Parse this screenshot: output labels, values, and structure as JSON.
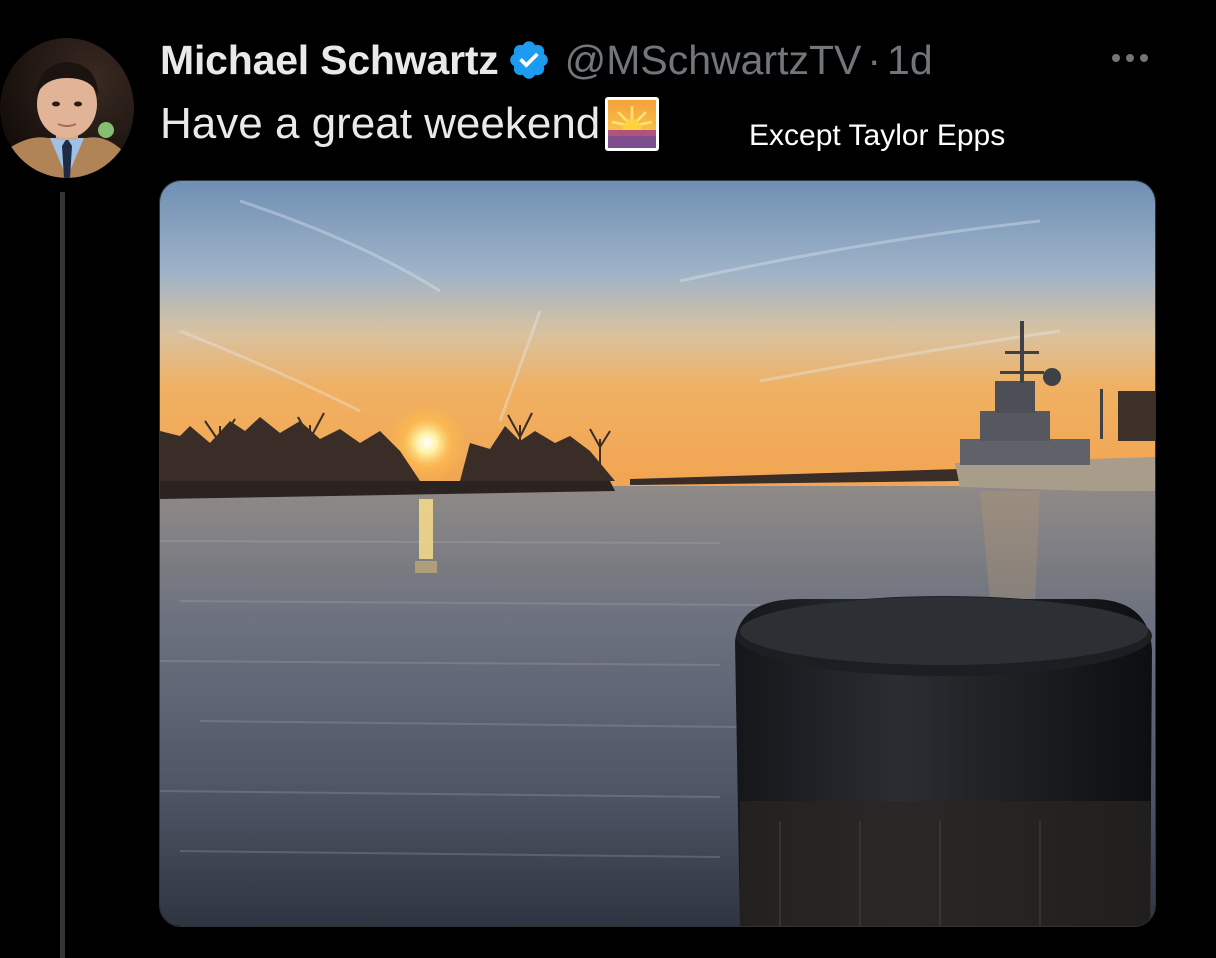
{
  "tweet": {
    "author": {
      "display_name": "Michael Schwartz",
      "handle": "@MSchwartzTV",
      "verified": true,
      "avatar_icon": "profile-photo"
    },
    "separator": "·",
    "timestamp": "1d",
    "text": "Have a great weekend",
    "emoji": "sunrise-emoji",
    "overlay_caption": "Except Taylor Epps",
    "media": {
      "type": "photo",
      "subject": "sunset-over-harbor"
    }
  },
  "colors": {
    "background": "#000000",
    "text_primary": "#e7e9ea",
    "text_secondary": "#71767b",
    "verified_badge": "#1d9bf0",
    "thread_line": "#333639"
  }
}
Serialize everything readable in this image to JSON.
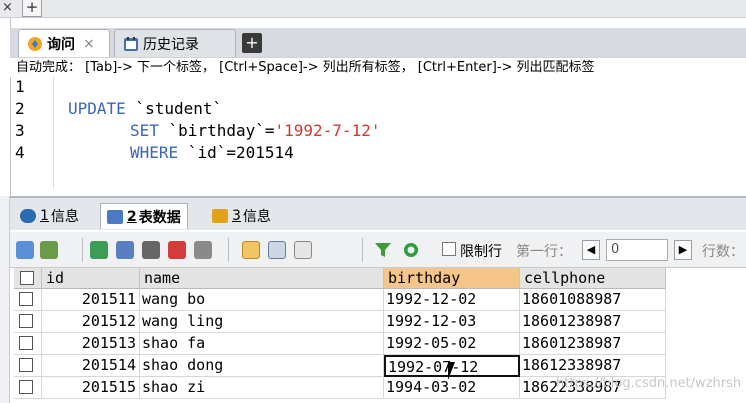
{
  "topbar": {
    "close_glyph": "×",
    "plus_glyph": "+"
  },
  "editor": {
    "tabs": [
      {
        "label": "询问",
        "icon": "query-icon",
        "close": "×"
      },
      {
        "label": "历史记录",
        "icon": "history-icon"
      }
    ],
    "add_tab": "+",
    "hint": "自动完成： [Tab]-> 下一个标签， [Ctrl+Space]-> 列出所有标签， [Ctrl+Enter]-> 列出匹配标签",
    "line_numbers": [
      "1",
      "2",
      "3",
      "4"
    ],
    "code": {
      "l2_kw": "UPDATE",
      "l2_rest": " `student`",
      "l3_kw": "SET",
      "l3_mid": " `birthday`=",
      "l3_str": "'1992-7-12'",
      "l4_kw": "WHERE",
      "l4_rest": " `id`=201514"
    }
  },
  "results": {
    "tabs": [
      {
        "num": "1",
        "label": "信息",
        "icon": "info-icon"
      },
      {
        "num": "2",
        "label": "表数据",
        "icon": "table-icon"
      },
      {
        "num": "3",
        "label": "信息",
        "icon": "info-icon"
      }
    ],
    "toolbar": {
      "limit_label": "限制行",
      "first_row_label": "第一行：",
      "first_row_value": "0",
      "rows_label": "行数："
    },
    "columns": [
      "id",
      "name",
      "birthday",
      "cellphone"
    ],
    "rows": [
      {
        "id": "201511",
        "name": "wang bo",
        "birthday": "1992-12-02",
        "cellphone": "18601088987"
      },
      {
        "id": "201512",
        "name": "wang ling",
        "birthday": "1992-12-03",
        "cellphone": "18601238987"
      },
      {
        "id": "201513",
        "name": "shao fa",
        "birthday": "1992-05-02",
        "cellphone": "18601238987"
      },
      {
        "id": "201514",
        "name": "shao dong",
        "birthday": "1992-07-12",
        "cellphone": "18612338987"
      },
      {
        "id": "201515",
        "name": "shao zi",
        "birthday": "1994-03-02",
        "cellphone": "18622338987"
      }
    ],
    "watermark": "https://blog.csdn.net/wzhrsh"
  },
  "colors": {
    "keyword": "#3b66b8",
    "string": "#d23a2c",
    "selected_header": "#f5c58a"
  }
}
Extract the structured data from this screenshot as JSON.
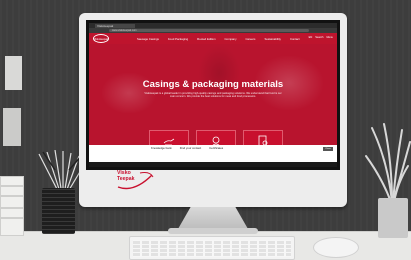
{
  "browser": {
    "tab_title": "Viskoteepak",
    "url": "www.viskoteepak.com"
  },
  "site": {
    "logo_text": "Viskoteepak",
    "nav_items": [
      "Sausage Casings",
      "Food Packaging",
      "Rooted Edition",
      "Company",
      "Careers",
      "Sustainability",
      "Contact"
    ],
    "top_right_items": [
      "EN",
      "Search",
      "Menu"
    ],
    "hero_headline": "Casings & packaging materials",
    "hero_subtext": "Viskoteepak is a global leader in providing high-quality casings and packaging solutions. We understand that food is our main concern. We provide the best solutions for meat and food processors.",
    "cards": [
      {
        "icon": "hand-sausage-icon"
      },
      {
        "icon": "person-headset-icon"
      },
      {
        "icon": "document-certificate-icon"
      }
    ],
    "bottom_links": [
      "Knowledge bank",
      "Find your contact",
      "Certificates"
    ],
    "corner_button": "Close"
  },
  "monitor_brand": {
    "line1": "Visko",
    "line2": "Teepak"
  },
  "colors": {
    "brand_red": "#c8102e",
    "wall": "#3d3d3d",
    "desk": "#e8e8e6"
  }
}
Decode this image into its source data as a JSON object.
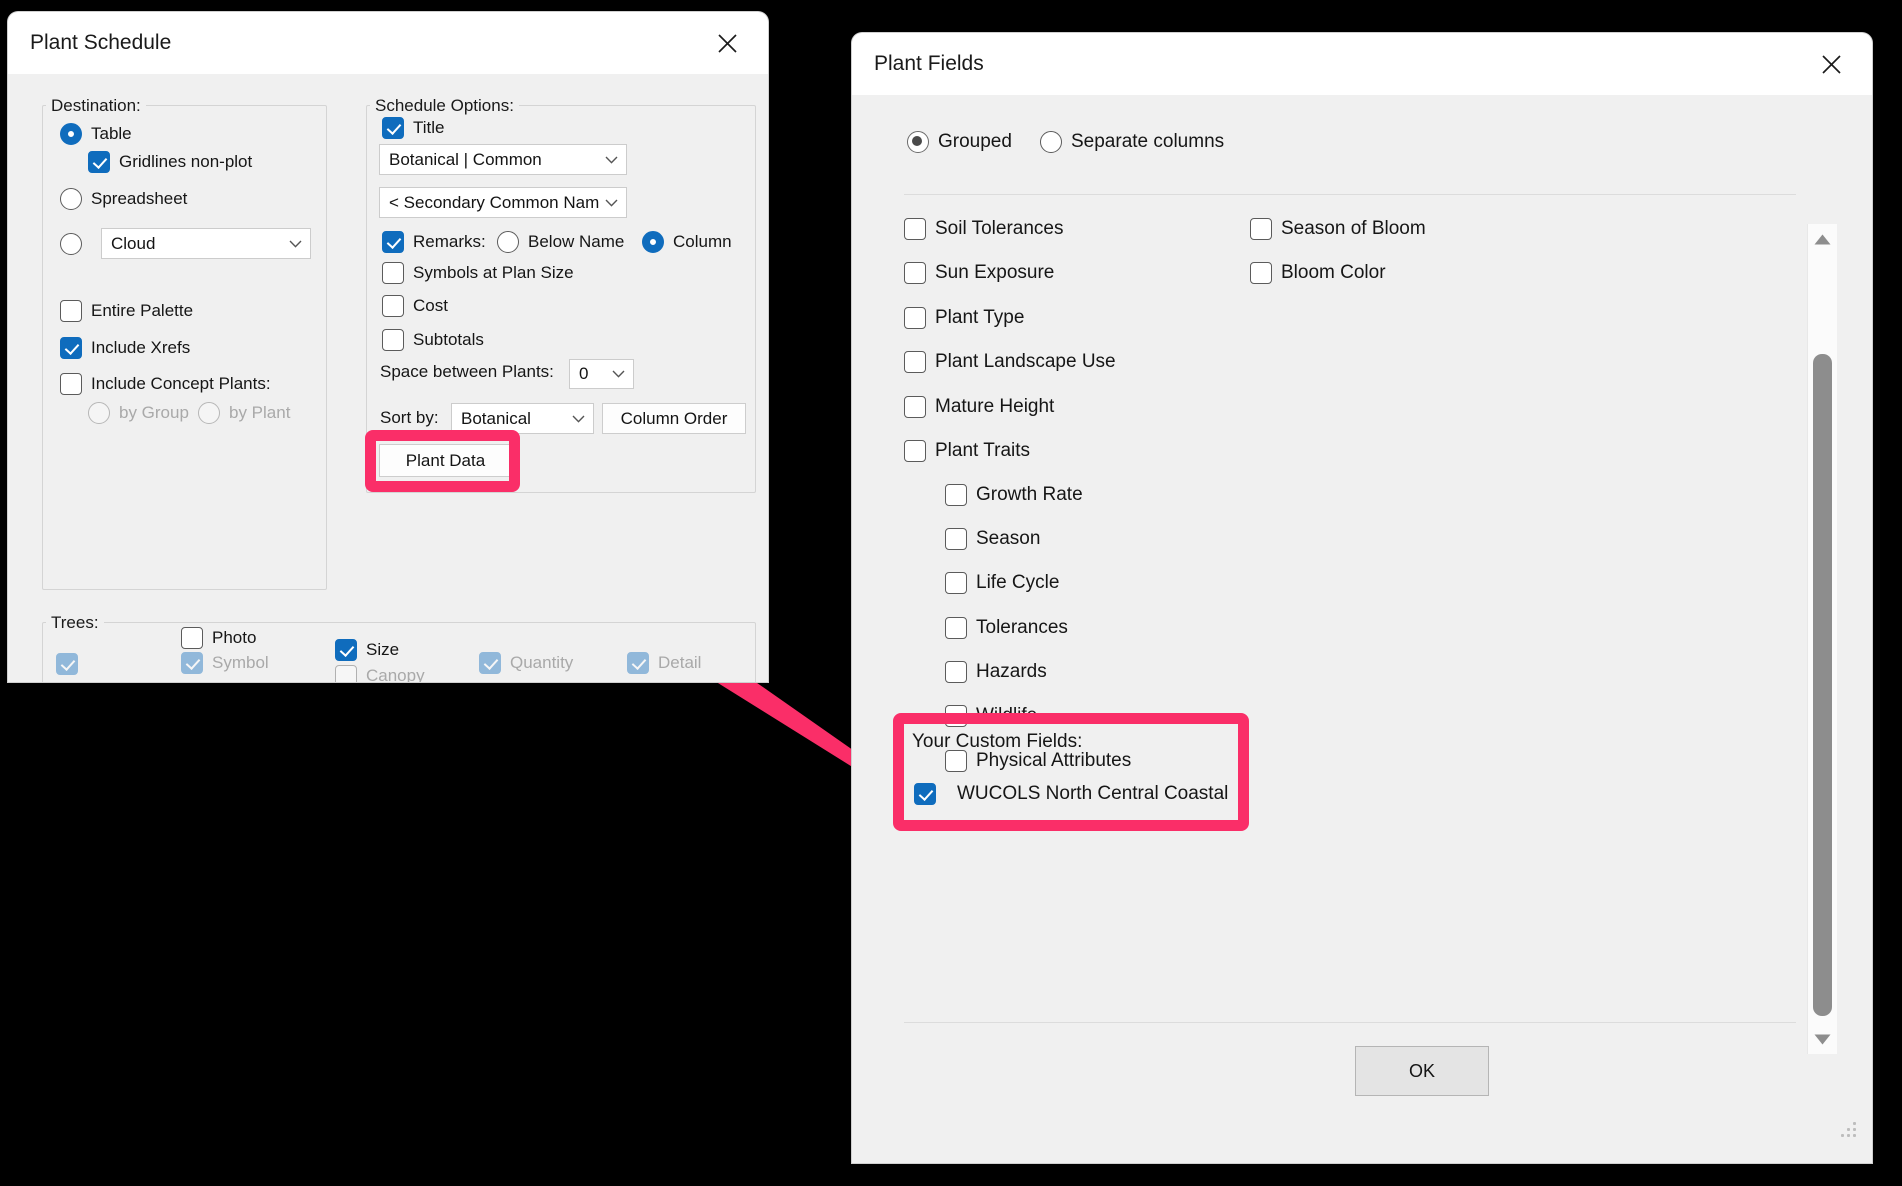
{
  "plant_schedule": {
    "title": "Plant Schedule",
    "close_icon": "close-icon",
    "destination": {
      "group_label": "Destination:",
      "options": [
        {
          "label": "Table",
          "selected": true
        },
        {
          "label": "Spreadsheet",
          "selected": false
        },
        {
          "label": "Cloud",
          "selected": false
        }
      ],
      "gridlines": {
        "label": "Gridlines non-plot",
        "checked": true
      },
      "cloud_combo_value": "Cloud",
      "checkboxes": [
        {
          "label": "Entire Palette",
          "checked": false
        },
        {
          "label": "Include Xrefs",
          "checked": true
        },
        {
          "label": "Include Concept Plants:",
          "checked": false
        }
      ],
      "concept_radios": [
        {
          "label": "by Group",
          "selected": false,
          "disabled": true
        },
        {
          "label": "by Plant",
          "selected": false,
          "disabled": true
        }
      ]
    },
    "schedule_options": {
      "group_label": "Schedule Options:",
      "title_checkbox": {
        "label": "Title",
        "checked": true
      },
      "name_format_combo": "Botanical  |  Common",
      "secondary_name_combo": "< Secondary Common Name",
      "remarks": {
        "label": "Remarks:",
        "checked": true
      },
      "remarks_radios": [
        {
          "label": "Below Name",
          "selected": false
        },
        {
          "label": "Column",
          "selected": true
        }
      ],
      "checkboxes": [
        {
          "label": "Symbols at Plan Size",
          "checked": false
        },
        {
          "label": "Cost",
          "checked": false
        },
        {
          "label": "Subtotals",
          "checked": false
        }
      ],
      "space_label": "Space between Plants:",
      "space_value": "0",
      "sort_label": "Sort by:",
      "sort_value": "Botanical",
      "column_order_button": "Column Order",
      "plant_data_button": "Plant Data"
    },
    "trees": {
      "group_label": "Trees:",
      "items": [
        {
          "label": "Photo",
          "checked": false,
          "disabled": false
        },
        {
          "label": "Symbol",
          "checked": true,
          "disabled": true
        },
        {
          "label": "Size",
          "checked": true,
          "disabled": false
        },
        {
          "label": "Canopy",
          "checked": false,
          "disabled": true
        },
        {
          "label": "Quantity",
          "checked": true,
          "disabled": true
        },
        {
          "label": "Detail",
          "checked": true,
          "disabled": true
        }
      ]
    }
  },
  "plant_fields": {
    "title": "Plant Fields",
    "close_icon": "close-icon",
    "layout_radios": [
      {
        "label": "Grouped",
        "selected": true
      },
      {
        "label": "Separate columns",
        "selected": false
      }
    ],
    "fields_left": [
      {
        "label": "Soil Tolerances",
        "checked": false,
        "indent": false
      },
      {
        "label": "Sun Exposure",
        "checked": false,
        "indent": false
      },
      {
        "label": "Plant Type",
        "checked": false,
        "indent": false
      },
      {
        "label": "Plant Landscape Use",
        "checked": false,
        "indent": false
      },
      {
        "label": "Mature Height",
        "checked": false,
        "indent": false
      },
      {
        "label": "Plant Traits",
        "checked": false,
        "indent": false
      },
      {
        "label": "Growth Rate",
        "checked": false,
        "indent": true
      },
      {
        "label": "Season",
        "checked": false,
        "indent": true
      },
      {
        "label": "Life Cycle",
        "checked": false,
        "indent": true
      },
      {
        "label": "Tolerances",
        "checked": false,
        "indent": true
      },
      {
        "label": "Hazards",
        "checked": false,
        "indent": true
      },
      {
        "label": "Wildlife",
        "checked": false,
        "indent": true
      },
      {
        "label": "Physical Attributes",
        "checked": false,
        "indent": true
      }
    ],
    "fields_right": [
      {
        "label": "Season of Bloom",
        "checked": false
      },
      {
        "label": "Bloom Color",
        "checked": false
      }
    ],
    "custom_fields": {
      "heading": "Your Custom Fields:",
      "items": [
        {
          "label": "WUCOLS North Central Coastal",
          "checked": true
        }
      ]
    },
    "ok_button": "OK",
    "scrollbar": {
      "up_icon": "scroll-up-arrow-icon",
      "down_icon": "scroll-down-arrow-icon"
    },
    "resize_grip_icon": "resize-grip-icon"
  },
  "annotation": {
    "color": "#fa2e68",
    "arrow_icon": "callout-arrow-icon",
    "highlight_targets": [
      "plant-data-button",
      "your-custom-fields-panel"
    ]
  }
}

■ ■ ■ ■ ■

**What to work on**.
Pick out each line above that includes "image" and show it.

**Solved problem**.
Serialize everything readable in this image to JSON.
Decode this image into its source data as a JSON object.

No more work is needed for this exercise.